• **Goal of the exercise**
Transcribe the records below in full; pictures stay out of the copy.

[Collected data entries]
# # # # # # #
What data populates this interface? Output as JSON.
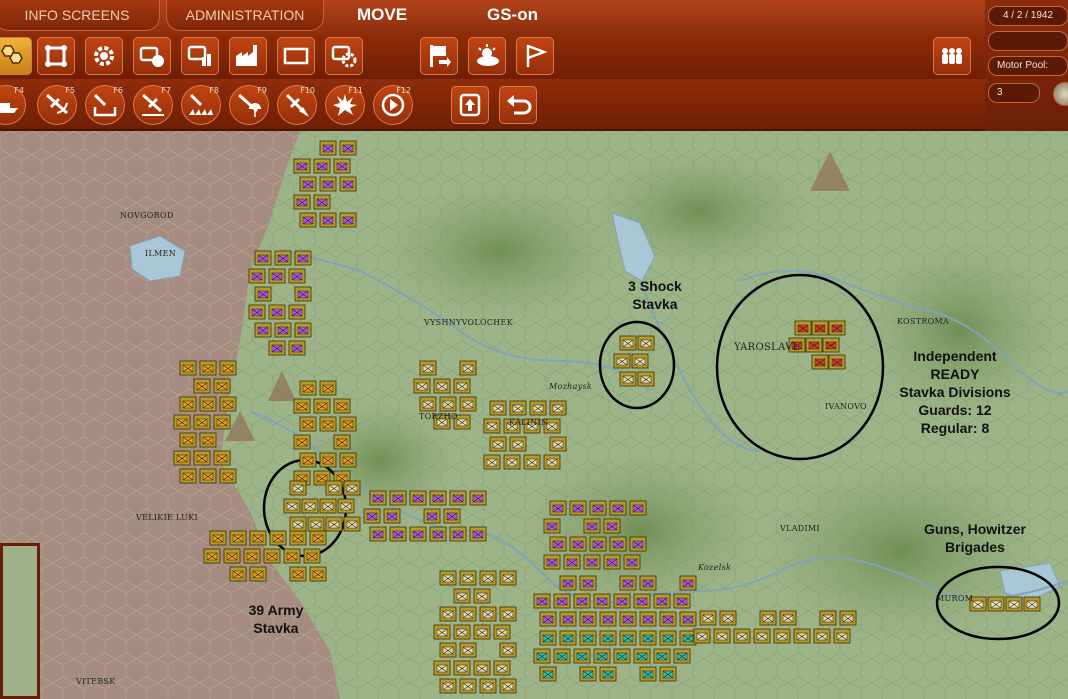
{
  "header": {
    "tabs": [
      {
        "label": "INFO SCREENS"
      },
      {
        "label": "ADMINISTRATION"
      }
    ],
    "mode": "MOVE",
    "game_state": "GS-on"
  },
  "side_panel": {
    "date": "4 / 2 / 1942",
    "motor_pool_label": "Motor Pool:",
    "motor_pool_value": "3"
  },
  "toolbar": {
    "function_keys": [
      "F4",
      "F5",
      "F6",
      "F7",
      "F8",
      "F9",
      "F10",
      "F11",
      "F12"
    ],
    "icons_row1": [
      "hex-stack-icon",
      "unit-symbol-icon",
      "gear-icon",
      "shape-node-icon",
      "bar-symbol-icon",
      "factory-icon",
      "rectangle-icon",
      "target-gear-icon",
      "flag-arrow-icon",
      "weather-icon",
      "pennant-icon",
      "troops-icon"
    ],
    "icons_row2": [
      "ship-icon",
      "fighter-icon",
      "bomber-icon",
      "naval-bomber-icon",
      "recon-icon",
      "paradrop-icon",
      "air-attack-icon",
      "explosion-icon",
      "next-unit-icon",
      "upload-icon",
      "undo-icon"
    ]
  },
  "map": {
    "cities": [
      "NOVGOROD",
      "ILMEN",
      "VYSHNYVOLOCHEK",
      "TORZHO",
      "KALININ",
      "YAROSLAVL",
      "KOSTROMA",
      "IVANOVO",
      "VELIKIE LUKI",
      "VLADIMI",
      "MUROM",
      "VITEBSK",
      "Mozhaysk",
      "Kozelsk"
    ],
    "annotations": {
      "shock": [
        "3 Shock",
        "Stavka"
      ],
      "independent": [
        "Independent",
        "READY",
        "Stavka Divisions",
        "Guards: 12",
        "Regular: 8"
      ],
      "guns": [
        "Guns, Howitzer",
        "Brigades"
      ],
      "army39": [
        "39 Army",
        "Stavka"
      ]
    },
    "unit_colors": {
      "rifle": "#e6dcb0",
      "guards": "#f0a020",
      "tank": "#b05ad8",
      "cavalry": "#2fbfa8",
      "stavka": "#d63a2a",
      "hq": "#f2e9c6",
      "frame": "#b49a26"
    }
  }
}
# # # # # # #
• **Output**
What data populates this interface? Output as JSON.
{
  "header": {
    "tabs": [
      {
        "label": "INFO SCREENS"
      },
      {
        "label": "ADMINISTRATION"
      }
    ],
    "mode": "MOVE",
    "game_state": "GS-on"
  },
  "side_panel": {
    "date": "4 / 2 / 1942",
    "motor_pool_label": "Motor Pool:",
    "motor_pool_value": "3"
  },
  "toolbar": {
    "function_keys": [
      "F4",
      "F5",
      "F6",
      "F7",
      "F8",
      "F9",
      "F10",
      "F11",
      "F12"
    ],
    "icons_row1": [
      "hex-stack-icon",
      "unit-symbol-icon",
      "gear-icon",
      "shape-node-icon",
      "bar-symbol-icon",
      "factory-icon",
      "rectangle-icon",
      "target-gear-icon",
      "flag-arrow-icon",
      "weather-icon",
      "pennant-icon",
      "troops-icon"
    ],
    "icons_row2": [
      "ship-icon",
      "fighter-icon",
      "bomber-icon",
      "naval-bomber-icon",
      "recon-icon",
      "paradrop-icon",
      "air-attack-icon",
      "explosion-icon",
      "next-unit-icon",
      "upload-icon",
      "undo-icon"
    ]
  },
  "map": {
    "cities": [
      "NOVGOROD",
      "ILMEN",
      "VYSHNYVOLOCHEK",
      "TORZHO",
      "KALININ",
      "YAROSLAVL",
      "KOSTROMA",
      "IVANOVO",
      "VELIKIE LUKI",
      "VLADIMI",
      "MUROM",
      "VITEBSK",
      "Mozhaysk",
      "Kozelsk"
    ],
    "annotations": {
      "shock": [
        "3 Shock",
        "Stavka"
      ],
      "independent": [
        "Independent",
        "READY",
        "Stavka Divisions",
        "Guards: 12",
        "Regular: 8"
      ],
      "guns": [
        "Guns, Howitzer",
        "Brigades"
      ],
      "army39": [
        "39 Army",
        "Stavka"
      ]
    },
    "unit_colors": {
      "rifle": "#e6dcb0",
      "guards": "#f0a020",
      "tank": "#b05ad8",
      "cavalry": "#2fbfa8",
      "stavka": "#d63a2a",
      "hq": "#f2e9c6",
      "frame": "#b49a26"
    }
  }
}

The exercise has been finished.